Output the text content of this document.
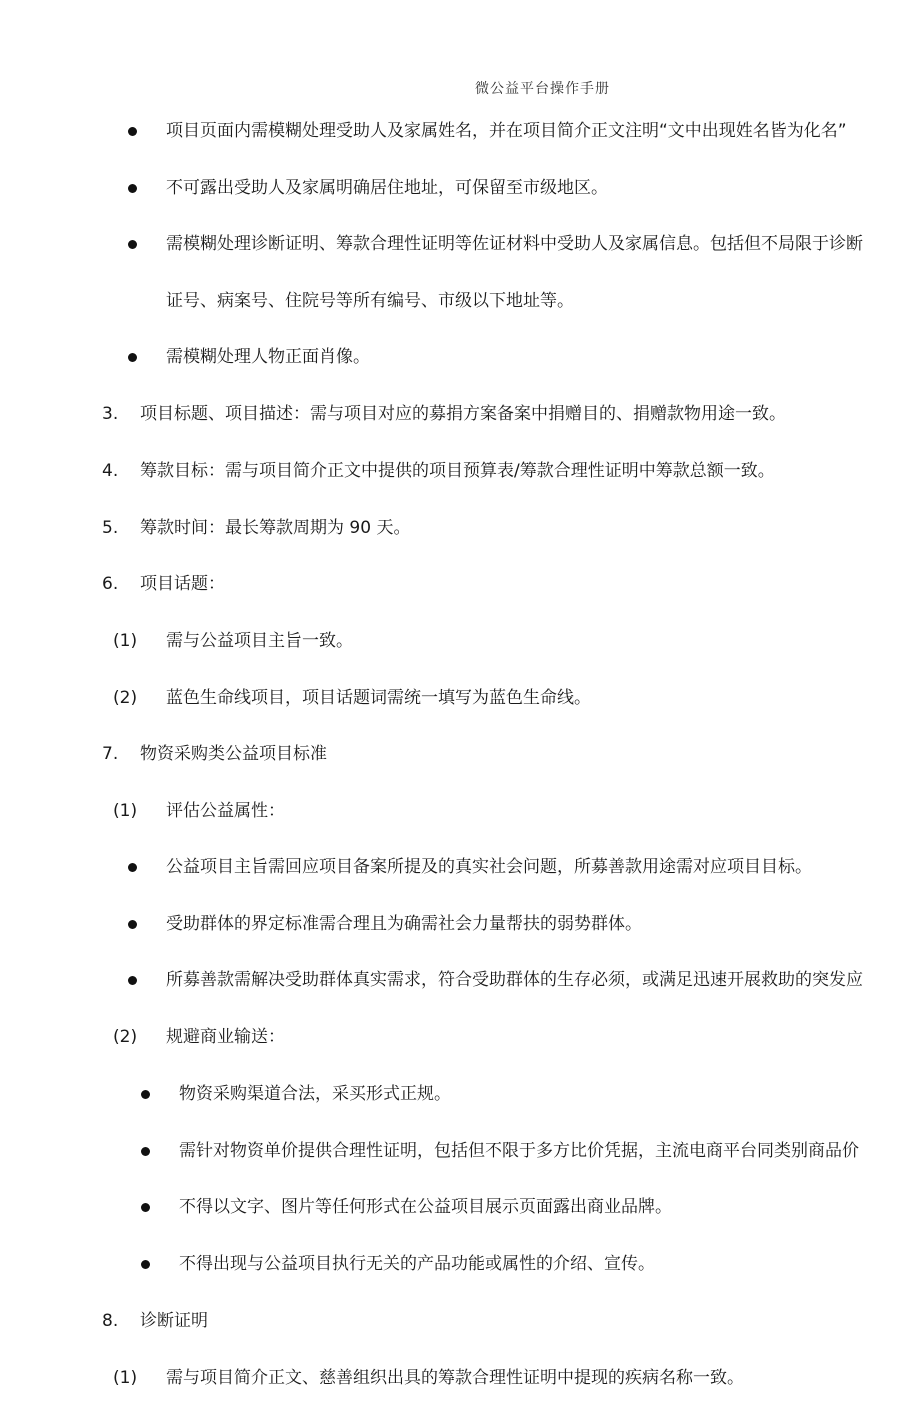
微公益平台操作手册
项目页面内需模糊处理受助人及家属姓名，并在项目简介正文注明“文中出现姓名皆为化名”
不可露出受助人及家属明确居住地址，可保留至市级地区。
需模糊处理诊断证明、筹款合理性证明等佐证材料中受助人及家属信息。包括但不局限于诊断
证号、病案号、住院号等所有编号、市级以下地址等。
需模糊处理人物正面肖像。
3. 项目标题、项目描述：需与项目对应的募捐方案备案中捐赠目的、捐赠款物用途一致。
4. 筹款目标：需与项目简介正文中提供的项目预算表/筹款合理性证明中筹款总额一致。
5. 筹款时间：最长筹款周期为 90 天。
6. 项目话题：
(1) 需与公益项目主旨一致。
(2) 蓝色生命线项目，项目话题词需统一填写为蓝色生命线。
7. 物资采购类公益项目标准
(1) 评估公益属性：
公益项目主旨需回应项目备案所提及的真实社会问题，所募善款用途需对应项目目标。
受助群体的界定标准需合理且为确需社会力量帮扶的弱势群体。
所募善款需解决受助群体真实需求，符合受助群体的生存必须，或满足迅速开展救助的突发应
(2) 规避商业输送：
物资采购渠道合法，采买形式正规。
需针对物资单价提供合理性证明，包括但不限于多方比价凭据，主流电商平台同类别商品价
不得以文字、图片等任何形式在公益项目展示页面露出商业品牌。
不得出现与公益项目执行无关的产品功能或属性的介绍、宣传。
8. 诊断证明
(1) 需与项目简介正文、慈善组织出具的筹款合理性证明中提现的疾病名称一致。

*****

**What to work on:** Restate the listing above word for word, and skip the pictures.

**Response to the exercise:**
Output the text content of this document.
微公益平台操作手册
项目页面内需模糊处理受助人及家属姓名，并在项目简介正文注明“文中出现姓名皆为化名”
不可露出受助人及家属明确居住地址，可保留至市级地区。
需模糊处理诊断证明、筹款合理性证明等佐证材料中受助人及家属信息。包括但不局限于诊断
证号、病案号、住院号等所有编号、市级以下地址等。
需模糊处理人物正面肖像。
3. 项目标题、项目描述：需与项目对应的募捐方案备案中捐赠目的、捐赠款物用途一致。
4. 筹款目标：需与项目简介正文中提供的项目预算表/筹款合理性证明中筹款总额一致。
5. 筹款时间：最长筹款周期为 90 天。
6. 项目话题：
(1) 需与公益项目主旨一致。
(2) 蓝色生命线项目，项目话题词需统一填写为蓝色生命线。
7. 物资采购类公益项目标准
(1) 评估公益属性：
公益项目主旨需回应项目备案所提及的真实社会问题，所募善款用途需对应项目目标。
受助群体的界定标准需合理且为确需社会力量帮扶的弱势群体。
所募善款需解决受助群体真实需求，符合受助群体的生存必须，或满足迅速开展救助的突发应
(2) 规避商业输送：
物资采购渠道合法，采买形式正规。
需针对物资单价提供合理性证明，包括但不限于多方比价凭据，主流电商平台同类别商品价
不得以文字、图片等任何形式在公益项目展示页面露出商业品牌。
不得出现与公益项目执行无关的产品功能或属性的介绍、宣传。
8. 诊断证明
(1) 需与项目简介正文、慈善组织出具的筹款合理性证明中提现的疾病名称一致。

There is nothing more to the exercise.